• Description of the task
Provide the data again in its entirety, exactly as given.

• Record set

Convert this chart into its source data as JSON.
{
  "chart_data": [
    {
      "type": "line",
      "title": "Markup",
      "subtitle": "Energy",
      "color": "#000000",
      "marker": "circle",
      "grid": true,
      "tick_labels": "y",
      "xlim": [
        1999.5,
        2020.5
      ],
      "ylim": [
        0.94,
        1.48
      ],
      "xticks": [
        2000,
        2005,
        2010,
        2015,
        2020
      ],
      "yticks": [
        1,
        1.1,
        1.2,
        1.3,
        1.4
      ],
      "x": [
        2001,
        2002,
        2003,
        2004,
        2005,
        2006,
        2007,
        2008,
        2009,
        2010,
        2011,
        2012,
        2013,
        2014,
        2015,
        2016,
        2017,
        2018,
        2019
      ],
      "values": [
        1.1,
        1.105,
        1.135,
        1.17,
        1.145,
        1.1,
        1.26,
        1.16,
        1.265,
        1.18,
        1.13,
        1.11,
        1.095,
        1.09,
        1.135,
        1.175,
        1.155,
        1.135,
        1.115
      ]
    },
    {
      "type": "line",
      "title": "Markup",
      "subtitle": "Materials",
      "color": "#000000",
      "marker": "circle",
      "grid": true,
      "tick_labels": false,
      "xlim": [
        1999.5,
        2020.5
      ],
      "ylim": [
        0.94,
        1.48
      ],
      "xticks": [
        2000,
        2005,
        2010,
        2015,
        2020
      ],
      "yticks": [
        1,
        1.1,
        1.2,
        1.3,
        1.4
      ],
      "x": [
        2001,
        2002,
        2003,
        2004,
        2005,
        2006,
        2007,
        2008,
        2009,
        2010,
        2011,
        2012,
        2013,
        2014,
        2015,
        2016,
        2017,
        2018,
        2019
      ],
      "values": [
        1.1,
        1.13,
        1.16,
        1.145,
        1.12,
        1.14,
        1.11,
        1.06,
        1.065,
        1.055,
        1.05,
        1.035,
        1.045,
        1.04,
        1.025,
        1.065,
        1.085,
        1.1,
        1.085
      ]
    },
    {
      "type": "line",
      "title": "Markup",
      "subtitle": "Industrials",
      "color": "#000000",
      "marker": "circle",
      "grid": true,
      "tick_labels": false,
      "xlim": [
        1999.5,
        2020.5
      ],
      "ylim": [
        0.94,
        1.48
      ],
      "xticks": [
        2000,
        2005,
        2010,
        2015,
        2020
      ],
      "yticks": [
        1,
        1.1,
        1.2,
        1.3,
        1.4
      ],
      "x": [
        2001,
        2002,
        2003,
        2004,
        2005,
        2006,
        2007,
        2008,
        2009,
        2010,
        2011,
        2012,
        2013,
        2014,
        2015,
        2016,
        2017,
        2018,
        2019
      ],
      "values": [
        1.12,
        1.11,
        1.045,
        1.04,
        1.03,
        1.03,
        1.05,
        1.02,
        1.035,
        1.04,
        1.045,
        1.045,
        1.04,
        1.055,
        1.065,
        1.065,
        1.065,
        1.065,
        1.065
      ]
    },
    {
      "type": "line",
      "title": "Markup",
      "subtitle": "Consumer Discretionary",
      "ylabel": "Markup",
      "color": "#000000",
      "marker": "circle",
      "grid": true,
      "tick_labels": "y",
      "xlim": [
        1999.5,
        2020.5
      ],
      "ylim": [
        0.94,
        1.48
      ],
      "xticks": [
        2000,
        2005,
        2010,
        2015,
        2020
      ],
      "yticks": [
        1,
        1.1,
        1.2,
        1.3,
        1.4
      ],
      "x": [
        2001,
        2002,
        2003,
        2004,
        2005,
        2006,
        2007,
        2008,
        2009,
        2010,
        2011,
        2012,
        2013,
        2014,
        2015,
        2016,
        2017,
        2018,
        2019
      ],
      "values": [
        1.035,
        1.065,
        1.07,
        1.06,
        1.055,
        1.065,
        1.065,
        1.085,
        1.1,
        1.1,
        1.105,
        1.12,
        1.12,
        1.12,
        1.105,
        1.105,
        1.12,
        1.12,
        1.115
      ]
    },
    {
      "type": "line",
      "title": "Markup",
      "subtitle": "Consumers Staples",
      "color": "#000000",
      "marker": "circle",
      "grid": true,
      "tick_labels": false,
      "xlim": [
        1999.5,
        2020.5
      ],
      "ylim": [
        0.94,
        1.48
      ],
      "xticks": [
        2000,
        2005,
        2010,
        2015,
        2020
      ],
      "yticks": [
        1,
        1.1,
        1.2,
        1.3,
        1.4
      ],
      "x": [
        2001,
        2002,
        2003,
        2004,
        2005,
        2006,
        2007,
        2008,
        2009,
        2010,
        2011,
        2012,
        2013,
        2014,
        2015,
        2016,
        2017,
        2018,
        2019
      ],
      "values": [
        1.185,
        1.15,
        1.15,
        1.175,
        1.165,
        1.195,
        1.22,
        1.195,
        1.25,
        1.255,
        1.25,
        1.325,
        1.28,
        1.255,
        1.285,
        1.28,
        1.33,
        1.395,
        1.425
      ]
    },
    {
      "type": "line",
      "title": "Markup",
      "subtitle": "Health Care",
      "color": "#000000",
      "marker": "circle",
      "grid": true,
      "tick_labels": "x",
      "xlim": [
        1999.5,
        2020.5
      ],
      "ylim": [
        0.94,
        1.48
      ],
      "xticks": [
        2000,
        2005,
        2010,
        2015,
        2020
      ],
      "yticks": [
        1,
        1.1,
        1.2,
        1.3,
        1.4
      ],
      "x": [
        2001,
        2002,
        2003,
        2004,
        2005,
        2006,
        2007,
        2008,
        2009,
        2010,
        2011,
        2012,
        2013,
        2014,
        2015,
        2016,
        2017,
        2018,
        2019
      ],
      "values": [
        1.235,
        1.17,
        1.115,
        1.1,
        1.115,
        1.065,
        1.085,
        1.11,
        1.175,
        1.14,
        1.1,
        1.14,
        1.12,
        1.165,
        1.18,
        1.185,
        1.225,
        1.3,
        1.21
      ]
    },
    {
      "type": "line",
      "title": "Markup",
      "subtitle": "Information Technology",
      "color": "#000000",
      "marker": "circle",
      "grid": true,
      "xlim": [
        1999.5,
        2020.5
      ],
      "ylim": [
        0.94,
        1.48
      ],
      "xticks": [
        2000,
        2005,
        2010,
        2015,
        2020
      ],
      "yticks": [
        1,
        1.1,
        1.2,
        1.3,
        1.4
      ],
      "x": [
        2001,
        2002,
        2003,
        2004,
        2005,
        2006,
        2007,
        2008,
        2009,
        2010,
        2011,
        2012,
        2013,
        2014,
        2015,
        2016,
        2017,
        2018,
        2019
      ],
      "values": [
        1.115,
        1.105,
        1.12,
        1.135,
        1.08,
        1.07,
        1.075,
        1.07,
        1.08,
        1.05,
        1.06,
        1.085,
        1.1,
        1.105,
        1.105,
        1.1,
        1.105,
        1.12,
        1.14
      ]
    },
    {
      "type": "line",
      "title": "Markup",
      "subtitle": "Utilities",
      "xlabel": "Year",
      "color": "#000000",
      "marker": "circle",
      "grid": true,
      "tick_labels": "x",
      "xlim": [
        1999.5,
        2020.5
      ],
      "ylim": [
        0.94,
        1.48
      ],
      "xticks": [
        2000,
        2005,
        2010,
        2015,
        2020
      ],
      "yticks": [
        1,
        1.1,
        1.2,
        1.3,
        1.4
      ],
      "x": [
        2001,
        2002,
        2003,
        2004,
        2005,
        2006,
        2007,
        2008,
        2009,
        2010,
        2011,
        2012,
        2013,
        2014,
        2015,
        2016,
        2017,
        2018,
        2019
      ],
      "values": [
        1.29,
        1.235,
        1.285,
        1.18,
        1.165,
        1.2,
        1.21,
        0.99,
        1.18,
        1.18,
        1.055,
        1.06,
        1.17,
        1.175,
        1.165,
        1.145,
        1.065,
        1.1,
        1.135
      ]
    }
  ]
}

• Task answer
Convert this chart into its source data as JSON.
{
  "chart_data": [
    {
      "type": "line",
      "title": "Markup",
      "subtitle": "Energy",
      "color": "#000000",
      "marker": "circle",
      "grid": true,
      "tick_labels": "y",
      "xlim": [
        1999.5,
        2020.5
      ],
      "ylim": [
        0.94,
        1.48
      ],
      "xticks": [
        2000,
        2005,
        2010,
        2015,
        2020
      ],
      "yticks": [
        1,
        1.1,
        1.2,
        1.3,
        1.4
      ],
      "x": [
        2001,
        2002,
        2003,
        2004,
        2005,
        2006,
        2007,
        2008,
        2009,
        2010,
        2011,
        2012,
        2013,
        2014,
        2015,
        2016,
        2017,
        2018,
        2019
      ],
      "values": [
        1.1,
        1.105,
        1.135,
        1.17,
        1.145,
        1.1,
        1.26,
        1.16,
        1.265,
        1.18,
        1.13,
        1.11,
        1.095,
        1.09,
        1.135,
        1.175,
        1.155,
        1.135,
        1.115
      ]
    },
    {
      "type": "line",
      "title": "Markup",
      "subtitle": "Materials",
      "color": "#000000",
      "marker": "circle",
      "grid": true,
      "tick_labels": false,
      "xlim": [
        1999.5,
        2020.5
      ],
      "ylim": [
        0.94,
        1.48
      ],
      "xticks": [
        2000,
        2005,
        2010,
        2015,
        2020
      ],
      "yticks": [
        1,
        1.1,
        1.2,
        1.3,
        1.4
      ],
      "x": [
        2001,
        2002,
        2003,
        2004,
        2005,
        2006,
        2007,
        2008,
        2009,
        2010,
        2011,
        2012,
        2013,
        2014,
        2015,
        2016,
        2017,
        2018,
        2019
      ],
      "values": [
        1.1,
        1.13,
        1.16,
        1.145,
        1.12,
        1.14,
        1.11,
        1.06,
        1.065,
        1.055,
        1.05,
        1.035,
        1.045,
        1.04,
        1.025,
        1.065,
        1.085,
        1.1,
        1.085
      ]
    },
    {
      "type": "line",
      "title": "Markup",
      "subtitle": "Industrials",
      "color": "#000000",
      "marker": "circle",
      "grid": true,
      "tick_labels": false,
      "xlim": [
        1999.5,
        2020.5
      ],
      "ylim": [
        0.94,
        1.48
      ],
      "xticks": [
        2000,
        2005,
        2010,
        2015,
        2020
      ],
      "yticks": [
        1,
        1.1,
        1.2,
        1.3,
        1.4
      ],
      "x": [
        2001,
        2002,
        2003,
        2004,
        2005,
        2006,
        2007,
        2008,
        2009,
        2010,
        2011,
        2012,
        2013,
        2014,
        2015,
        2016,
        2017,
        2018,
        2019
      ],
      "values": [
        1.12,
        1.11,
        1.045,
        1.04,
        1.03,
        1.03,
        1.05,
        1.02,
        1.035,
        1.04,
        1.045,
        1.045,
        1.04,
        1.055,
        1.065,
        1.065,
        1.065,
        1.065,
        1.065
      ]
    },
    {
      "type": "line",
      "title": "Markup",
      "subtitle": "Consumer Discretionary",
      "ylabel": "Markup",
      "color": "#000000",
      "marker": "circle",
      "grid": true,
      "tick_labels": "y",
      "xlim": [
        1999.5,
        2020.5
      ],
      "ylim": [
        0.94,
        1.48
      ],
      "xticks": [
        2000,
        2005,
        2010,
        2015,
        2020
      ],
      "yticks": [
        1,
        1.1,
        1.2,
        1.3,
        1.4
      ],
      "x": [
        2001,
        2002,
        2003,
        2004,
        2005,
        2006,
        2007,
        2008,
        2009,
        2010,
        2011,
        2012,
        2013,
        2014,
        2015,
        2016,
        2017,
        2018,
        2019
      ],
      "values": [
        1.035,
        1.065,
        1.07,
        1.06,
        1.055,
        1.065,
        1.065,
        1.085,
        1.1,
        1.1,
        1.105,
        1.12,
        1.12,
        1.12,
        1.105,
        1.105,
        1.12,
        1.12,
        1.115
      ]
    },
    {
      "type": "line",
      "title": "Markup",
      "subtitle": "Consumers Staples",
      "color": "#000000",
      "marker": "circle",
      "grid": true,
      "tick_labels": false,
      "xlim": [
        1999.5,
        2020.5
      ],
      "ylim": [
        0.94,
        1.48
      ],
      "xticks": [
        2000,
        2005,
        2010,
        2015,
        2020
      ],
      "yticks": [
        1,
        1.1,
        1.2,
        1.3,
        1.4
      ],
      "x": [
        2001,
        2002,
        2003,
        2004,
        2005,
        2006,
        2007,
        2008,
        2009,
        2010,
        2011,
        2012,
        2013,
        2014,
        2015,
        2016,
        2017,
        2018,
        2019
      ],
      "values": [
        1.185,
        1.15,
        1.15,
        1.175,
        1.165,
        1.195,
        1.22,
        1.195,
        1.25,
        1.255,
        1.25,
        1.325,
        1.28,
        1.255,
        1.285,
        1.28,
        1.33,
        1.395,
        1.425
      ]
    },
    {
      "type": "line",
      "title": "Markup",
      "subtitle": "Health Care",
      "color": "#000000",
      "marker": "circle",
      "grid": true,
      "tick_labels": "x",
      "xlim": [
        1999.5,
        2020.5
      ],
      "ylim": [
        0.94,
        1.48
      ],
      "xticks": [
        2000,
        2005,
        2010,
        2015,
        2020
      ],
      "yticks": [
        1,
        1.1,
        1.2,
        1.3,
        1.4
      ],
      "x": [
        2001,
        2002,
        2003,
        2004,
        2005,
        2006,
        2007,
        2008,
        2009,
        2010,
        2011,
        2012,
        2013,
        2014,
        2015,
        2016,
        2017,
        2018,
        2019
      ],
      "values": [
        1.235,
        1.17,
        1.115,
        1.1,
        1.115,
        1.065,
        1.085,
        1.11,
        1.175,
        1.14,
        1.1,
        1.14,
        1.12,
        1.165,
        1.18,
        1.185,
        1.225,
        1.3,
        1.21
      ]
    },
    {
      "type": "line",
      "title": "Markup",
      "subtitle": "Information Technology",
      "color": "#000000",
      "marker": "circle",
      "grid": true,
      "xlim": [
        1999.5,
        2020.5
      ],
      "ylim": [
        0.94,
        1.48
      ],
      "xticks": [
        2000,
        2005,
        2010,
        2015,
        2020
      ],
      "yticks": [
        1,
        1.1,
        1.2,
        1.3,
        1.4
      ],
      "x": [
        2001,
        2002,
        2003,
        2004,
        2005,
        2006,
        2007,
        2008,
        2009,
        2010,
        2011,
        2012,
        2013,
        2014,
        2015,
        2016,
        2017,
        2018,
        2019
      ],
      "values": [
        1.115,
        1.105,
        1.12,
        1.135,
        1.08,
        1.07,
        1.075,
        1.07,
        1.08,
        1.05,
        1.06,
        1.085,
        1.1,
        1.105,
        1.105,
        1.1,
        1.105,
        1.12,
        1.14
      ]
    },
    {
      "type": "line",
      "title": "Markup",
      "subtitle": "Utilities",
      "xlabel": "Year",
      "color": "#000000",
      "marker": "circle",
      "grid": true,
      "tick_labels": "x",
      "xlim": [
        1999.5,
        2020.5
      ],
      "ylim": [
        0.94,
        1.48
      ],
      "xticks": [
        2000,
        2005,
        2010,
        2015,
        2020
      ],
      "yticks": [
        1,
        1.1,
        1.2,
        1.3,
        1.4
      ],
      "x": [
        2001,
        2002,
        2003,
        2004,
        2005,
        2006,
        2007,
        2008,
        2009,
        2010,
        2011,
        2012,
        2013,
        2014,
        2015,
        2016,
        2017,
        2018,
        2019
      ],
      "values": [
        1.29,
        1.235,
        1.285,
        1.18,
        1.165,
        1.2,
        1.21,
        0.99,
        1.18,
        1.18,
        1.055,
        1.06,
        1.17,
        1.175,
        1.165,
        1.145,
        1.065,
        1.1,
        1.135
      ]
    }
  ]
}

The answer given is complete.